* Exercise aim *
Please retype everything from the start of the data below down to and including the line that contains "Text: 9: 9 xyxy=(605,266,611,275)", keeping every line unchanged.

··· Source data

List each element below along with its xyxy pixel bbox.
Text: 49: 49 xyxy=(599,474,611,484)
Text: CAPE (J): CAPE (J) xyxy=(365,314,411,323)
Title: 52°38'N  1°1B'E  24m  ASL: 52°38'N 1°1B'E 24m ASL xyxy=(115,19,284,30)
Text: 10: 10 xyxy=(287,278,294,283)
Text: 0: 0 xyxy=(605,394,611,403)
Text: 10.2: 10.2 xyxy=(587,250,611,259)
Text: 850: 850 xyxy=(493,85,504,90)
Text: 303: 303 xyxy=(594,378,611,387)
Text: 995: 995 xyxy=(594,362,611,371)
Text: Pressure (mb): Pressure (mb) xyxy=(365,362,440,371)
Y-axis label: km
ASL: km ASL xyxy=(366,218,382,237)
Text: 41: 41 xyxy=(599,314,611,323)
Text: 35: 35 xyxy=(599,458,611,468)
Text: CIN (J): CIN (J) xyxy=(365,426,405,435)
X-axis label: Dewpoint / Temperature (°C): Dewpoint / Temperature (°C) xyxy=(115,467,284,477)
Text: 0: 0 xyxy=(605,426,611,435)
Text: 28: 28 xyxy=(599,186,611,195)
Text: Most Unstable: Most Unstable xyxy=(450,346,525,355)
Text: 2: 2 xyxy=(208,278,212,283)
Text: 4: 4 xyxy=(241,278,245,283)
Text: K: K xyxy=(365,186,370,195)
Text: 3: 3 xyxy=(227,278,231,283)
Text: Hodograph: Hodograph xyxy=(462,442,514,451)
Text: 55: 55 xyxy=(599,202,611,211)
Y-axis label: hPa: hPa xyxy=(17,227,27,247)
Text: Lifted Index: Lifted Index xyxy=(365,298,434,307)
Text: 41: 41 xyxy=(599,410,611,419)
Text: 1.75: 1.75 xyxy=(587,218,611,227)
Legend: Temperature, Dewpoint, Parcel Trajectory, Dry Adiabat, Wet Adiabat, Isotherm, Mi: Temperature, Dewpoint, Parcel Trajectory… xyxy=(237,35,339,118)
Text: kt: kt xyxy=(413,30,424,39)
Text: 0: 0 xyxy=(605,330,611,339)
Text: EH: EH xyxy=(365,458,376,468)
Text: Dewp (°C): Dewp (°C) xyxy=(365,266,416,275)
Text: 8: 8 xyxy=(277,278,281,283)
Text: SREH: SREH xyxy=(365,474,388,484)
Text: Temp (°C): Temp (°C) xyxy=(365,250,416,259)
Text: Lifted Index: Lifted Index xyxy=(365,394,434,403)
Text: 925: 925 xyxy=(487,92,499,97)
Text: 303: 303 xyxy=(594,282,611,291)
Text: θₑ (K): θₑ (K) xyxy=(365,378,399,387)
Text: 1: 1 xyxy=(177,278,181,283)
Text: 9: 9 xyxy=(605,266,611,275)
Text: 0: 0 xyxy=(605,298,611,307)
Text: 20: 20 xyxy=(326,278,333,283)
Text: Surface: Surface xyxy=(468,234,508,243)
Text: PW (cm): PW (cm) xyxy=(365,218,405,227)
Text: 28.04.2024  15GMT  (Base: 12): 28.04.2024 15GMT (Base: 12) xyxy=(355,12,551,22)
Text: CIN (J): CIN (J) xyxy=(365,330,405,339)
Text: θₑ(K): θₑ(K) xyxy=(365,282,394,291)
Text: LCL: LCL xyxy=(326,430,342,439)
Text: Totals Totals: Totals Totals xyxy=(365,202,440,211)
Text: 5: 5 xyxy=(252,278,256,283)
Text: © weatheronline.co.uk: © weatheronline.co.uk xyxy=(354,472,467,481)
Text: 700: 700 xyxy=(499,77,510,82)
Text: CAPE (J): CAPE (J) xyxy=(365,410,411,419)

······

* Full response *
List each element below along with its xyxy pixel bbox.
Text: 49: 49 xyxy=(599,474,611,484)
Text: CAPE (J): CAPE (J) xyxy=(365,314,411,323)
Title: 52°38'N  1°1B'E  24m  ASL: 52°38'N 1°1B'E 24m ASL xyxy=(115,19,284,30)
Text: 10: 10 xyxy=(287,278,294,283)
Text: 0: 0 xyxy=(605,394,611,403)
Text: 10.2: 10.2 xyxy=(587,250,611,259)
Text: 850: 850 xyxy=(493,85,504,90)
Text: 303: 303 xyxy=(594,378,611,387)
Text: 995: 995 xyxy=(594,362,611,371)
Text: Pressure (mb): Pressure (mb) xyxy=(365,362,440,371)
Y-axis label: km
ASL: km ASL xyxy=(366,218,382,237)
Text: 41: 41 xyxy=(599,314,611,323)
Text: 35: 35 xyxy=(599,458,611,468)
Text: CIN (J): CIN (J) xyxy=(365,426,405,435)
X-axis label: Dewpoint / Temperature (°C): Dewpoint / Temperature (°C) xyxy=(115,467,284,477)
Text: 0: 0 xyxy=(605,426,611,435)
Text: 28: 28 xyxy=(599,186,611,195)
Text: Most Unstable: Most Unstable xyxy=(450,346,525,355)
Text: 2: 2 xyxy=(208,278,212,283)
Text: 4: 4 xyxy=(241,278,245,283)
Text: K: K xyxy=(365,186,370,195)
Text: 3: 3 xyxy=(227,278,231,283)
Text: Hodograph: Hodograph xyxy=(462,442,514,451)
Text: 55: 55 xyxy=(599,202,611,211)
Y-axis label: hPa: hPa xyxy=(17,227,27,247)
Text: Lifted Index: Lifted Index xyxy=(365,298,434,307)
Text: 41: 41 xyxy=(599,410,611,419)
Text: 1.75: 1.75 xyxy=(587,218,611,227)
Legend: Temperature, Dewpoint, Parcel Trajectory, Dry Adiabat, Wet Adiabat, Isotherm, Mi: Temperature, Dewpoint, Parcel Trajectory… xyxy=(237,35,339,118)
Text: kt: kt xyxy=(413,30,424,39)
Text: 0: 0 xyxy=(605,330,611,339)
Text: EH: EH xyxy=(365,458,376,468)
Text: Dewp (°C): Dewp (°C) xyxy=(365,266,416,275)
Text: 8: 8 xyxy=(277,278,281,283)
Text: SREH: SREH xyxy=(365,474,388,484)
Text: Temp (°C): Temp (°C) xyxy=(365,250,416,259)
Text: Lifted Index: Lifted Index xyxy=(365,394,434,403)
Text: 925: 925 xyxy=(487,92,499,97)
Text: 303: 303 xyxy=(594,282,611,291)
Text: θₑ (K): θₑ (K) xyxy=(365,378,399,387)
Text: 1: 1 xyxy=(177,278,181,283)
Text: 9: 9 xyxy=(605,266,611,275)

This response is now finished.